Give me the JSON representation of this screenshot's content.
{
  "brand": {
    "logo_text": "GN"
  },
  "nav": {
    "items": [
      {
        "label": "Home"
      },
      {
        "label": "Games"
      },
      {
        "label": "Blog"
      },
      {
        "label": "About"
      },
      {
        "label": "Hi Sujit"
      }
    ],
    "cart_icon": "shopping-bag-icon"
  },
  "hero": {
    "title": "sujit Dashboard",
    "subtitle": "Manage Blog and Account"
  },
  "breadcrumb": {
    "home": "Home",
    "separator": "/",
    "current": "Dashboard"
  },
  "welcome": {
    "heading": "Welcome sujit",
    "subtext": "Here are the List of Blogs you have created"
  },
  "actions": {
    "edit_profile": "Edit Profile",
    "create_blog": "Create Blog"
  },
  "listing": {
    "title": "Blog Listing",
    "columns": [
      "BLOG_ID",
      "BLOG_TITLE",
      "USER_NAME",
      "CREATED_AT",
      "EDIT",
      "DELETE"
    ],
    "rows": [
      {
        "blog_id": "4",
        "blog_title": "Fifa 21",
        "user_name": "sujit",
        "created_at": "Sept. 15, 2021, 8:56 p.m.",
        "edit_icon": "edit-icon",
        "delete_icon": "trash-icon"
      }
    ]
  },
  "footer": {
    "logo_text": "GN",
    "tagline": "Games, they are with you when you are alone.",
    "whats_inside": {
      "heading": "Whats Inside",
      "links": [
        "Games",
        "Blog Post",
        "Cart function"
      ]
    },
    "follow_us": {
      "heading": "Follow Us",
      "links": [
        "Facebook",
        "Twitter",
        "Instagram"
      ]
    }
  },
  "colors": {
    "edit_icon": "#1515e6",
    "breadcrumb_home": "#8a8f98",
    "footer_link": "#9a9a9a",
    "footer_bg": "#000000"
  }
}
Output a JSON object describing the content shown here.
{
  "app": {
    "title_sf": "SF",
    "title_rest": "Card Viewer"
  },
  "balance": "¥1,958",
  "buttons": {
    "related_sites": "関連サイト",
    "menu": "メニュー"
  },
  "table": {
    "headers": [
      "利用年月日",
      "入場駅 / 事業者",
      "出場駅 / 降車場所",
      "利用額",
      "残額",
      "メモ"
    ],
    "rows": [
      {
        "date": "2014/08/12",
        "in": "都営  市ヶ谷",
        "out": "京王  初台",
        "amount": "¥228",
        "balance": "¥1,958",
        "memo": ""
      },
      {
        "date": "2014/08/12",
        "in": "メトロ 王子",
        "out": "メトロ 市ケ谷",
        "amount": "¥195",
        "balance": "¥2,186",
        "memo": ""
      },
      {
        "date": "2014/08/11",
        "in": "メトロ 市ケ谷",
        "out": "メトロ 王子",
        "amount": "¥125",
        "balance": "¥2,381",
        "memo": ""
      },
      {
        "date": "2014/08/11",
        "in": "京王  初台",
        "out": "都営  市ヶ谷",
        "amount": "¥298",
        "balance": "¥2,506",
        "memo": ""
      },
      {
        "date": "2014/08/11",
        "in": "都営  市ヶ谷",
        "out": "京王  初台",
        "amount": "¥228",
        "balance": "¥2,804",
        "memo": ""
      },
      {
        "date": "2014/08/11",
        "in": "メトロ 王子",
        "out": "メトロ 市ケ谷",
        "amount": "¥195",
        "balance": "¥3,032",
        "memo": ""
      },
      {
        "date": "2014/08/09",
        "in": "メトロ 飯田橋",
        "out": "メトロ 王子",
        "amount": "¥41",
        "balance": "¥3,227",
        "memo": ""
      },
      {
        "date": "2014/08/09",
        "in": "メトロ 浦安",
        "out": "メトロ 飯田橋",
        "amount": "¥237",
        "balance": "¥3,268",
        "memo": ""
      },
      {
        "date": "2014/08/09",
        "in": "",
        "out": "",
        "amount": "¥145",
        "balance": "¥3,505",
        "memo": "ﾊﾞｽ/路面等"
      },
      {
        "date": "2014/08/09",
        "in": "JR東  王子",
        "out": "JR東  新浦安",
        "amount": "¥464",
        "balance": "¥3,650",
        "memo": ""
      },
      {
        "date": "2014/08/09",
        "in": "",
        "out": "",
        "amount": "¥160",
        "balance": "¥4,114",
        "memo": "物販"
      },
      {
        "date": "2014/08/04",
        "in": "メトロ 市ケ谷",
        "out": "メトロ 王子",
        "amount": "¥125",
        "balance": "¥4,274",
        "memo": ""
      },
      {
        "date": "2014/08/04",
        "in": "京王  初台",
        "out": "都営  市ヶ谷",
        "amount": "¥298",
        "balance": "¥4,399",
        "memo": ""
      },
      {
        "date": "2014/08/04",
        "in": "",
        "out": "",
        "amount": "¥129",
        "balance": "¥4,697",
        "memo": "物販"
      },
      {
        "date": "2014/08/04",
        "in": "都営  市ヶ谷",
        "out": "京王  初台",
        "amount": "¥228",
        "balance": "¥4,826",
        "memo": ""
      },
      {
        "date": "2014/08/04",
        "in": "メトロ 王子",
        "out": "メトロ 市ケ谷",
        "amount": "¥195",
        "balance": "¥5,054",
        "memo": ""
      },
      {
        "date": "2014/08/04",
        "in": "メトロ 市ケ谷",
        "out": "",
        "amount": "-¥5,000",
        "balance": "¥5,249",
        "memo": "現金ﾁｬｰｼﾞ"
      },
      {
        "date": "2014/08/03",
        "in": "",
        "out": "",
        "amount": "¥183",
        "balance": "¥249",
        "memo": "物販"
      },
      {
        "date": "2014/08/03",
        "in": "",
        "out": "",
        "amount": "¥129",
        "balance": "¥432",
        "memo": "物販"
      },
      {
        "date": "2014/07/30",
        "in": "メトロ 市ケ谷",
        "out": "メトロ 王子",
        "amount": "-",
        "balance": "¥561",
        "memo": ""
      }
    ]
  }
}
########
#### [What is needed]
Print the records once more, exactly as they were given.

#### [Exercise response]
Give me the JSON representation of this screenshot's content.
{
  "brand": {
    "logo_text": "GN"
  },
  "nav": {
    "items": [
      {
        "label": "Home"
      },
      {
        "label": "Games"
      },
      {
        "label": "Blog"
      },
      {
        "label": "About"
      },
      {
        "label": "Hi Sujit"
      }
    ],
    "cart_icon": "shopping-bag-icon"
  },
  "hero": {
    "title": "sujit Dashboard",
    "subtitle": "Manage Blog and Account"
  },
  "breadcrumb": {
    "home": "Home",
    "separator": "/",
    "current": "Dashboard"
  },
  "welcome": {
    "heading": "Welcome sujit",
    "subtext": "Here are the List of Blogs you have created"
  },
  "actions": {
    "edit_profile": "Edit Profile",
    "create_blog": "Create Blog"
  },
  "listing": {
    "title": "Blog Listing",
    "columns": [
      "BLOG_ID",
      "BLOG_TITLE",
      "USER_NAME",
      "CREATED_AT",
      "EDIT",
      "DELETE"
    ],
    "rows": [
      {
        "blog_id": "4",
        "blog_title": "Fifa 21",
        "user_name": "sujit",
        "created_at": "Sept. 15, 2021, 8:56 p.m.",
        "edit_icon": "edit-icon",
        "delete_icon": "trash-icon"
      }
    ]
  },
  "footer": {
    "logo_text": "GN",
    "tagline": "Games, they are with you when you are alone.",
    "whats_inside": {
      "heading": "Whats Inside",
      "links": [
        "Games",
        "Blog Post",
        "Cart function"
      ]
    },
    "follow_us": {
      "heading": "Follow Us",
      "links": [
        "Facebook",
        "Twitter",
        "Instagram"
      ]
    }
  },
  "colors": {
    "edit_icon": "#1515e6",
    "breadcrumb_home": "#8a8f98",
    "footer_link": "#9a9a9a",
    "footer_bg": "#000000"
  }
}
Output a JSON object describing the content shown here.
{
  "app": {
    "title_sf": "SF",
    "title_rest": "Card Viewer"
  },
  "balance": "¥1,958",
  "buttons": {
    "related_sites": "関連サイト",
    "menu": "メニュー"
  },
  "table": {
    "headers": [
      "利用年月日",
      "入場駅 / 事業者",
      "出場駅 / 降車場所",
      "利用額",
      "残額",
      "メモ"
    ],
    "rows": [
      {
        "date": "2014/08/12",
        "in": "都営  市ヶ谷",
        "out": "京王  初台",
        "amount": "¥228",
        "balance": "¥1,958",
        "memo": ""
      },
      {
        "date": "2014/08/12",
        "in": "メトロ 王子",
        "out": "メトロ 市ケ谷",
        "amount": "¥195",
        "balance": "¥2,186",
        "memo": ""
      },
      {
        "date": "2014/08/11",
        "in": "メトロ 市ケ谷",
        "out": "メトロ 王子",
        "amount": "¥125",
        "balance": "¥2,381",
        "memo": ""
      },
      {
        "date": "2014/08/11",
        "in": "京王  初台",
        "out": "都営  市ヶ谷",
        "amount": "¥298",
        "balance": "¥2,506",
        "memo": ""
      },
      {
        "date": "2014/08/11",
        "in": "都営  市ヶ谷",
        "out": "京王  初台",
        "amount": "¥228",
        "balance": "¥2,804",
        "memo": ""
      },
      {
        "date": "2014/08/11",
        "in": "メトロ 王子",
        "out": "メトロ 市ケ谷",
        "amount": "¥195",
        "balance": "¥3,032",
        "memo": ""
      },
      {
        "date": "2014/08/09",
        "in": "メトロ 飯田橋",
        "out": "メトロ 王子",
        "amount": "¥41",
        "balance": "¥3,227",
        "memo": ""
      },
      {
        "date": "2014/08/09",
        "in": "メトロ 浦安",
        "out": "メトロ 飯田橋",
        "amount": "¥237",
        "balance": "¥3,268",
        "memo": ""
      },
      {
        "date": "2014/08/09",
        "in": "",
        "out": "",
        "amount": "¥145",
        "balance": "¥3,505",
        "memo": "ﾊﾞｽ/路面等"
      },
      {
        "date": "2014/08/09",
        "in": "JR東  王子",
        "out": "JR東  新浦安",
        "amount": "¥464",
        "balance": "¥3,650",
        "memo": ""
      },
      {
        "date": "2014/08/09",
        "in": "",
        "out": "",
        "amount": "¥160",
        "balance": "¥4,114",
        "memo": "物販"
      },
      {
        "date": "2014/08/04",
        "in": "メトロ 市ケ谷",
        "out": "メトロ 王子",
        "amount": "¥125",
        "balance": "¥4,274",
        "memo": ""
      },
      {
        "date": "2014/08/04",
        "in": "京王  初台",
        "out": "都営  市ヶ谷",
        "amount": "¥298",
        "balance": "¥4,399",
        "memo": ""
      },
      {
        "date": "2014/08/04",
        "in": "",
        "out": "",
        "amount": "¥129",
        "balance": "¥4,697",
        "memo": "物販"
      },
      {
        "date": "2014/08/04",
        "in": "都営  市ヶ谷",
        "out": "京王  初台",
        "amount": "¥228",
        "balance": "¥4,826",
        "memo": ""
      },
      {
        "date": "2014/08/04",
        "in": "メトロ 王子",
        "out": "メトロ 市ケ谷",
        "amount": "¥195",
        "balance": "¥5,054",
        "memo": ""
      },
      {
        "date": "2014/08/04",
        "in": "メトロ 市ケ谷",
        "out": "",
        "amount": "-¥5,000",
        "balance": "¥5,249",
        "memo": "現金ﾁｬｰｼﾞ"
      },
      {
        "date": "2014/08/03",
        "in": "",
        "out": "",
        "amount": "¥183",
        "balance": "¥249",
        "memo": "物販"
      },
      {
        "date": "2014/08/03",
        "in": "",
        "out": "",
        "amount": "¥129",
        "balance": "¥432",
        "memo": "物販"
      },
      {
        "date": "2014/07/30",
        "in": "メトロ 市ケ谷",
        "out": "メトロ 王子",
        "amount": "-",
        "balance": "¥561",
        "memo": ""
      }
    ]
  }
}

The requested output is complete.